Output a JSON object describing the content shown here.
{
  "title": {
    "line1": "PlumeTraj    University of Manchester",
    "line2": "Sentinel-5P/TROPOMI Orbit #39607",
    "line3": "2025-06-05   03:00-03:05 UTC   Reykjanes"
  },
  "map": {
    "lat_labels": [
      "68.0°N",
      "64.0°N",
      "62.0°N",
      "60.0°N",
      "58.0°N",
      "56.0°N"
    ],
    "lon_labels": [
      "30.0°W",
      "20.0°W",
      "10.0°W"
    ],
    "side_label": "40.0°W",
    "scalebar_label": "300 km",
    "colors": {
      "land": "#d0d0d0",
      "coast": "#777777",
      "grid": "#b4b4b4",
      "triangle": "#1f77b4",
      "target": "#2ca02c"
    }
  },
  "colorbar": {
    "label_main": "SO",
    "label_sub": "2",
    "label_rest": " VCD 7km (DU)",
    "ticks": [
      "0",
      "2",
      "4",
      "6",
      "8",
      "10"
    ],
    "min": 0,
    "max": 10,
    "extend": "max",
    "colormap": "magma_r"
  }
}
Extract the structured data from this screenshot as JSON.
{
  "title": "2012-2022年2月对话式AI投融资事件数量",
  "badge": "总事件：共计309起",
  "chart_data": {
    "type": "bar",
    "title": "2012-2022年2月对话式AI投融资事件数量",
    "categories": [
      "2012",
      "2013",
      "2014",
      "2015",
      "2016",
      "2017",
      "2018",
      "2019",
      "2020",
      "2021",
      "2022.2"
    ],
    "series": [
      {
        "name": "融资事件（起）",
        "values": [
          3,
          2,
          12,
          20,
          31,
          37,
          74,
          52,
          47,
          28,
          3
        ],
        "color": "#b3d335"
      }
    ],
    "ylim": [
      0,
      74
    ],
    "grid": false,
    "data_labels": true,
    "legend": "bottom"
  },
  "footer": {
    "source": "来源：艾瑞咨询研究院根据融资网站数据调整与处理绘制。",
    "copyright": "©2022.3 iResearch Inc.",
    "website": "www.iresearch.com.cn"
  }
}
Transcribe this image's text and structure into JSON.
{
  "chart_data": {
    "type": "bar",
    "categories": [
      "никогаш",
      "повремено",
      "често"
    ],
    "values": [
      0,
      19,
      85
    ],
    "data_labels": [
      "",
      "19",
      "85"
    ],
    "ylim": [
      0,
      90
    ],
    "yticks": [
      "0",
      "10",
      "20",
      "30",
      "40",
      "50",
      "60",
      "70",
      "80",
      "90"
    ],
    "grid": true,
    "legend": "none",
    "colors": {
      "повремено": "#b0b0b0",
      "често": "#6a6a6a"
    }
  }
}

++++++++++

*Stated goal:* Using the material above, extract the line that contains "Transcribe this image's" and every line after it, exactly as given; stop at the last line.

*Task solution:*
Transcribe this image's text and structure into JSON.
{
  "chart_data": {
    "type": "bar",
    "categories": [
      "никогаш",
      "повремено",
      "често"
    ],
    "values": [
      0,
      19,
      85
    ],
    "data_labels": [
      "",
      "19",
      "85"
    ],
    "ylim": [
      0,
      90
    ],
    "yticks": [
      "0",
      "10",
      "20",
      "30",
      "40",
      "50",
      "60",
      "70",
      "80",
      "90"
    ],
    "grid": true,
    "legend": "none",
    "colors": {
      "повремено": "#b0b0b0",
      "често": "#6a6a6a"
    }
  }
}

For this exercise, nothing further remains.